--- start of Data for processing ---
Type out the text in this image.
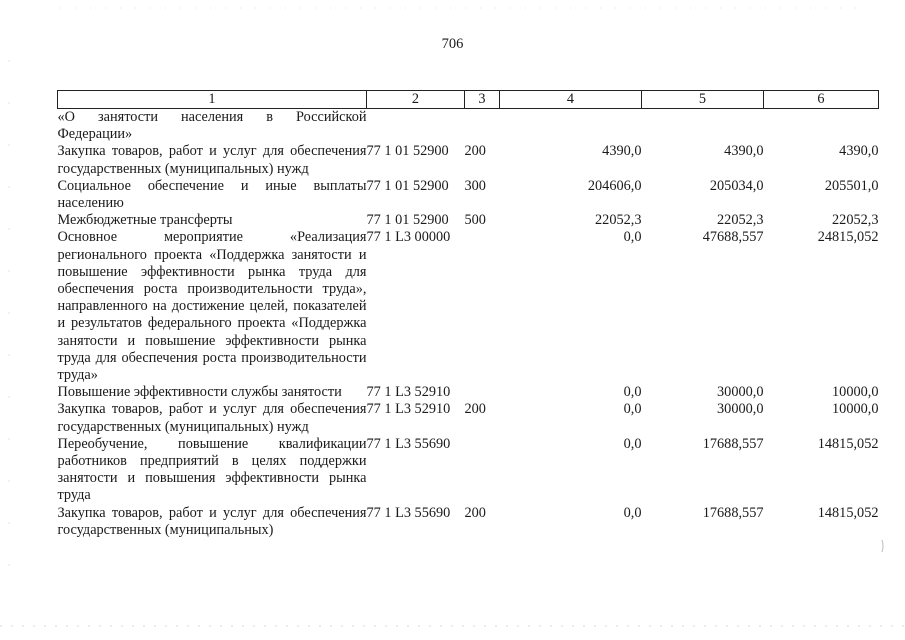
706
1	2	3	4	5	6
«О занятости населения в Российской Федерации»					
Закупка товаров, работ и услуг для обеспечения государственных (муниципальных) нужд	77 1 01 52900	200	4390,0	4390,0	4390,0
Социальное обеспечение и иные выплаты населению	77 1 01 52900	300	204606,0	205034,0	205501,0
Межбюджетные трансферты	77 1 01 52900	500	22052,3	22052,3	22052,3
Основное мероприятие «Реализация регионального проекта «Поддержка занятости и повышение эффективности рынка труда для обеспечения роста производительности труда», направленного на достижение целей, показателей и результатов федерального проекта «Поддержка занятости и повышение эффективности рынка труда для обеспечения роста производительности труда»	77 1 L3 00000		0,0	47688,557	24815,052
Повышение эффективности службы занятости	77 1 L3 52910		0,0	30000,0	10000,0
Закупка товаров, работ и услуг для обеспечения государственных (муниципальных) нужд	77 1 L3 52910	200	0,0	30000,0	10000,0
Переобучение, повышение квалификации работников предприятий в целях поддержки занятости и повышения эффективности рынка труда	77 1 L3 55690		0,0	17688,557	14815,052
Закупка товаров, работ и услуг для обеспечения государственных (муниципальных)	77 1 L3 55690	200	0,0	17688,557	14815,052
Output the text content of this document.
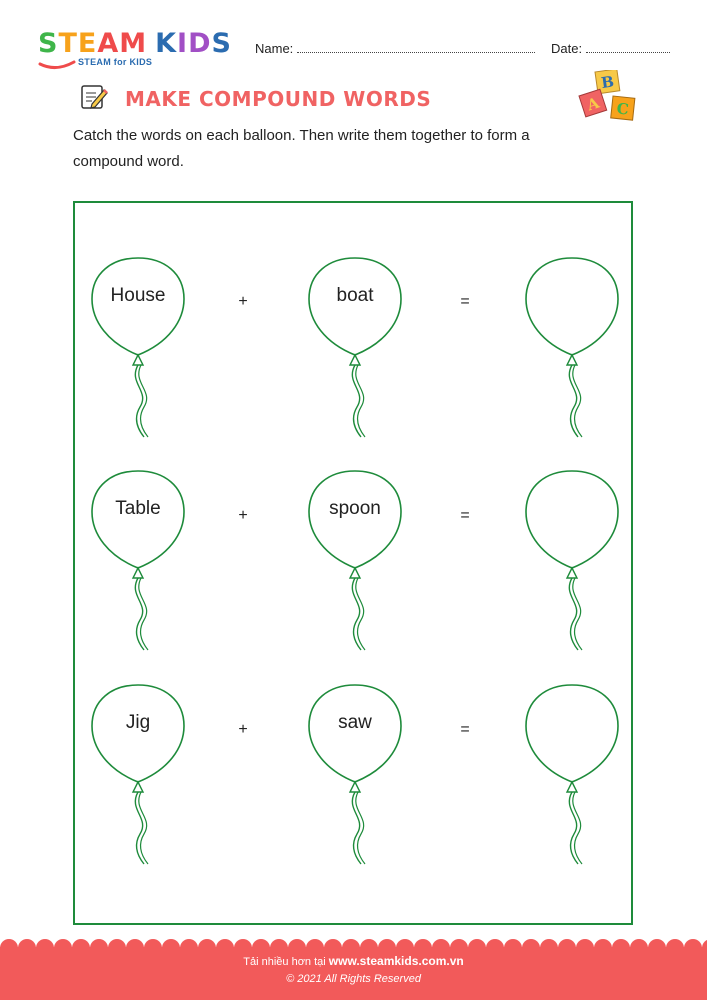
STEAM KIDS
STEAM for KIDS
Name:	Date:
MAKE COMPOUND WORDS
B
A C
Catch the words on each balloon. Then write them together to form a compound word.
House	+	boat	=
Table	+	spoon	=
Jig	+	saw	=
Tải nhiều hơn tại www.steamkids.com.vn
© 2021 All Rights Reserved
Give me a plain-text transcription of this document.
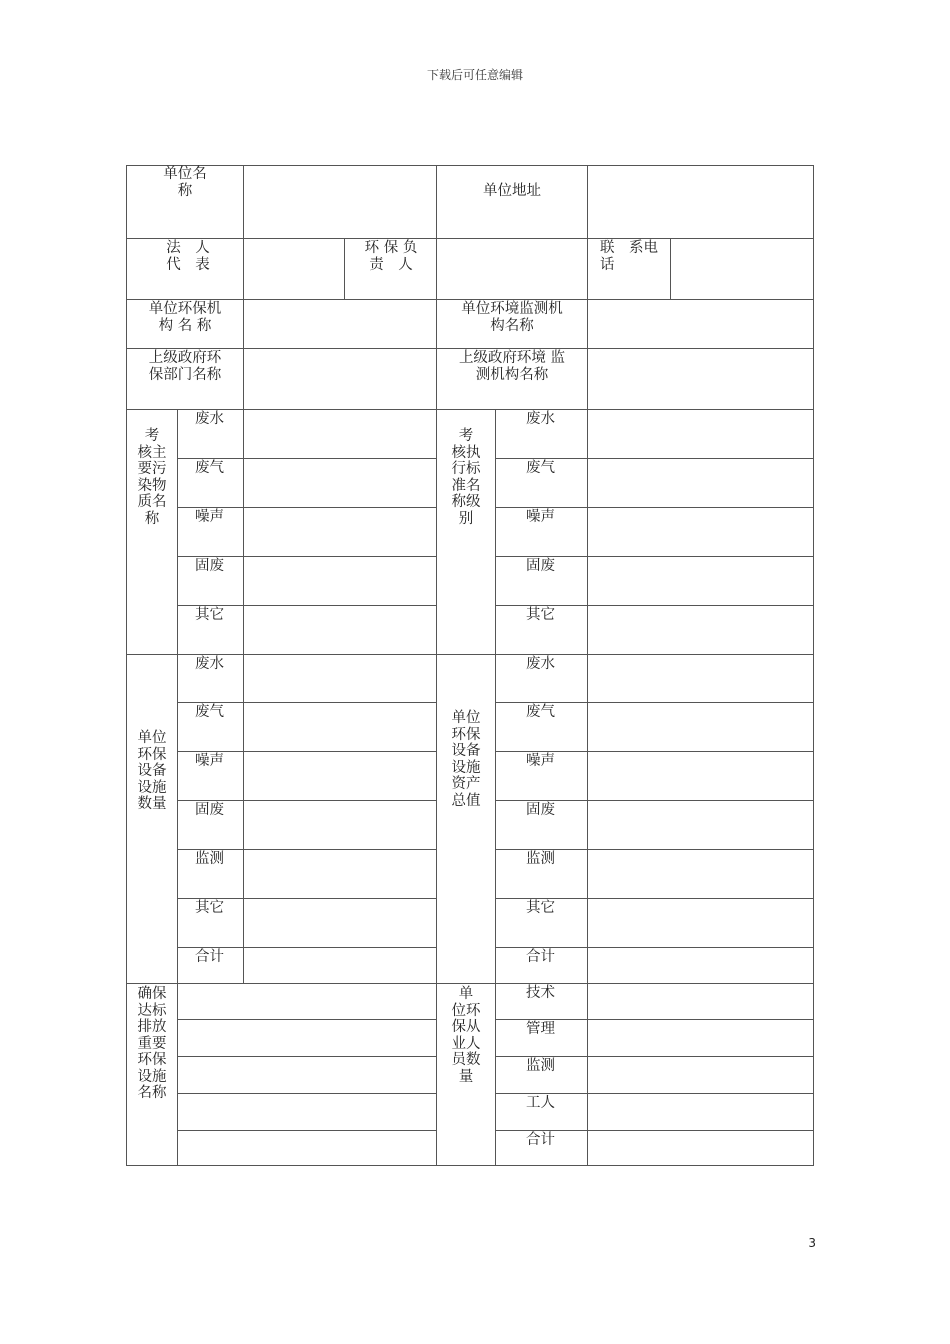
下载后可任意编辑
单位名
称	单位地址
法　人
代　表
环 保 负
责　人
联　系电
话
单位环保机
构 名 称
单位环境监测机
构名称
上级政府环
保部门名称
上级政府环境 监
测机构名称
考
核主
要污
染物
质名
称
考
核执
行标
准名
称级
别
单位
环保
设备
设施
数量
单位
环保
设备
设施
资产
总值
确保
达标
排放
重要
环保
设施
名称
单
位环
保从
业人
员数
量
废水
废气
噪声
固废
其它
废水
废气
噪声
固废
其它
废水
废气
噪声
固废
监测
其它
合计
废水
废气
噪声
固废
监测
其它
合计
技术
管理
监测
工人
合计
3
--- end of Data for processing ---
● **Description of the task**:
Leave out the pictures and copy the rest of the material above exactly.

● **Completed task**:
Type out the text in this image.
706
1	2	3	4	5	6
«О занятости населения в Российской Федерации»					
Закупка товаров, работ и услуг для обеспечения государственных (муниципальных) нужд	77 1 01 52900	200	4390,0	4390,0	4390,0
Социальное обеспечение и иные выплаты населению	77 1 01 52900	300	204606,0	205034,0	205501,0
Межбюджетные трансферты	77 1 01 52900	500	22052,3	22052,3	22052,3
Основное мероприятие «Реализация регионального проекта «Поддержка занятости и повышение эффективности рынка труда для обеспечения роста производительности труда», направленного на достижение целей, показателей и результатов федерального проекта «Поддержка занятости и повышение эффективности рынка труда для обеспечения роста производительности труда»	77 1 L3 00000		0,0	47688,557	24815,052
Повышение эффективности службы занятости	77 1 L3 52910		0,0	30000,0	10000,0
Закупка товаров, работ и услуг для обеспечения государственных (муниципальных) нужд	77 1 L3 52910	200	0,0	30000,0	10000,0
Переобучение, повышение квалификации работников предприятий в целях поддержки занятости и повышения эффективности рынка труда	77 1 L3 55690		0,0	17688,557	14815,052
Закупка товаров, работ и услуг для обеспечения государственных (муниципальных)	77 1 L3 55690	200	0,0	17688,557	14815,052
Output the text content of this document.
STEAM KIDS
STEAM for KIDS
Name:	Date:
MAKE COMPOUND WORDS
B
A C
Catch the words on each balloon. Then write them together to form a compound word.
House	+	boat	=
Table	+	spoon	=
Jig	+	saw	=
Tải nhiều hơn tại www.steamkids.com.vn
© 2021 All Rights Reserved
Give me a plain-text transcription of this document.
下载后可任意编辑
单位名
称	单位地址
法　人
代　表
环 保 负
责　人
联　系电
话
单位环保机
构 名 称
单位环境监测机
构名称
上级政府环
保部门名称
上级政府环境 监
测机构名称
考
核主
要污
染物
质名
称
考
核执
行标
准名
称级
别
单位
环保
设备
设施
数量
单位
环保
设备
设施
资产
总值
确保
达标
排放
重要
环保
设施
名称
单
位环
保从
业人
员数
量
废水
废气
噪声
固废
其它
废水
废气
噪声
固废
其它
废水
废气
噪声
固废
监测
其它
合计
废水
废气
噪声
固废
监测
其它
合计
技术
管理
监测
工人
合计
3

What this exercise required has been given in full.